Given problem:
Which lines below hold the word "name"? Report each one.

Input data:

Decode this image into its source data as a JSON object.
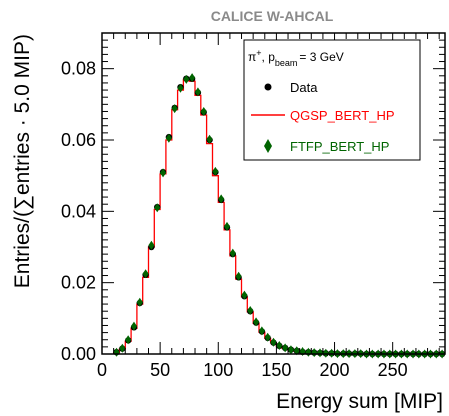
{
  "chart_data": {
    "type": "scatter",
    "title": "CALICE W-AHCAL",
    "xlabel": "Energy sum [MIP]",
    "ylabel": "Entries/(∑entries · 5.0 MIP)",
    "xlim": [
      0,
      295
    ],
    "ylim": [
      0,
      0.09
    ],
    "x_ticks": [
      0,
      50,
      100,
      150,
      200,
      250
    ],
    "y_ticks": [
      0.0,
      0.02,
      0.04,
      0.06,
      0.08
    ],
    "y_tick_labels": [
      "0.00",
      "0.02",
      "0.04",
      "0.06",
      "0.08"
    ],
    "grid": false,
    "legend_position": "top-right",
    "legend_header": {
      "prefix": "π",
      "sup": "+",
      "mid": ", p",
      "sub": "beam",
      "suffix": "= 3 GeV"
    },
    "bin_width": 5,
    "bin_centers": [
      12.5,
      17.5,
      22.5,
      27.5,
      32.5,
      37.5,
      42.5,
      47.5,
      52.5,
      57.5,
      62.5,
      67.5,
      72.5,
      77.5,
      82.5,
      87.5,
      92.5,
      97.5,
      102.5,
      107.5,
      112.5,
      117.5,
      122.5,
      127.5,
      132.5,
      137.5,
      142.5,
      147.5,
      152.5,
      157.5,
      162.5,
      167.5,
      172.5,
      177.5,
      182.5,
      187.5,
      192.5,
      197.5,
      202.5,
      207.5,
      212.5,
      217.5,
      222.5,
      227.5,
      232.5,
      237.5,
      242.5,
      247.5,
      252.5,
      257.5,
      262.5,
      267.5,
      272.5,
      277.5,
      282.5,
      287.5,
      292.5
    ],
    "series": [
      {
        "name": "Data",
        "marker": "circle",
        "color": "#000000",
        "values": [
          0.0005,
          0.0015,
          0.0038,
          0.0075,
          0.0143,
          0.0222,
          0.03,
          0.0412,
          0.051,
          0.0608,
          0.069,
          0.0748,
          0.0772,
          0.0772,
          0.0733,
          0.0678,
          0.06,
          0.051,
          0.0432,
          0.0355,
          0.028,
          0.0215,
          0.0162,
          0.012,
          0.0088,
          0.0063,
          0.0045,
          0.0032,
          0.0023,
          0.0017,
          0.0012,
          0.0009,
          0.0006,
          0.0005,
          0.0004,
          0.0003,
          0.0002,
          0.0002,
          0.0001,
          0.0001,
          0.0001,
          0.0001,
          0.0001,
          0.0,
          0.0,
          0.0,
          0.0,
          0.0,
          0.0,
          0.0,
          0.0,
          0.0,
          0.0,
          0.0,
          0.0,
          0.0,
          0.0
        ]
      },
      {
        "name": "QGSP_BERT_HP",
        "marker": "step-line",
        "color": "#ff0000",
        "values": [
          0.0004,
          0.0014,
          0.0036,
          0.0072,
          0.014,
          0.0215,
          0.03,
          0.0405,
          0.0505,
          0.06,
          0.0685,
          0.074,
          0.077,
          0.0765,
          0.0725,
          0.067,
          0.059,
          0.05,
          0.0425,
          0.0348,
          0.0275,
          0.021,
          0.016,
          0.0118,
          0.0086,
          0.0061,
          0.0044,
          0.0031,
          0.0022,
          0.0016,
          0.0011,
          0.0008,
          0.0006,
          0.0004,
          0.0003,
          0.0002,
          0.0002,
          0.0001,
          0.0001,
          0.0001,
          0.0001,
          0.0,
          0.0,
          0.0,
          0.0,
          0.0,
          0.0,
          0.0,
          0.0,
          0.0,
          0.0,
          0.0,
          0.0,
          0.0,
          0.0,
          0.0,
          0.0
        ]
      },
      {
        "name": "FTFP_BERT_HP",
        "marker": "diamond",
        "color": "#006400",
        "values": [
          0.0005,
          0.0016,
          0.004,
          0.0078,
          0.0145,
          0.0225,
          0.0305,
          0.041,
          0.0508,
          0.0605,
          0.0688,
          0.0745,
          0.077,
          0.0775,
          0.0735,
          0.068,
          0.0602,
          0.0512,
          0.0435,
          0.0358,
          0.0283,
          0.0218,
          0.0165,
          0.0122,
          0.009,
          0.0065,
          0.0047,
          0.0033,
          0.0024,
          0.0017,
          0.0012,
          0.0009,
          0.0007,
          0.0005,
          0.0004,
          0.0003,
          0.0002,
          0.0002,
          0.0001,
          0.0001,
          0.0001,
          0.0001,
          0.0001,
          0.0,
          0.0,
          0.0,
          0.0,
          0.0,
          0.0,
          0.0,
          0.0,
          0.0,
          0.0,
          0.0,
          0.0,
          0.0,
          0.0
        ]
      }
    ]
  }
}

Answer to this task:
        "name": "Data",
        "name": "QGSP_BERT_HP",
        "name": "FTFP_BERT_HP",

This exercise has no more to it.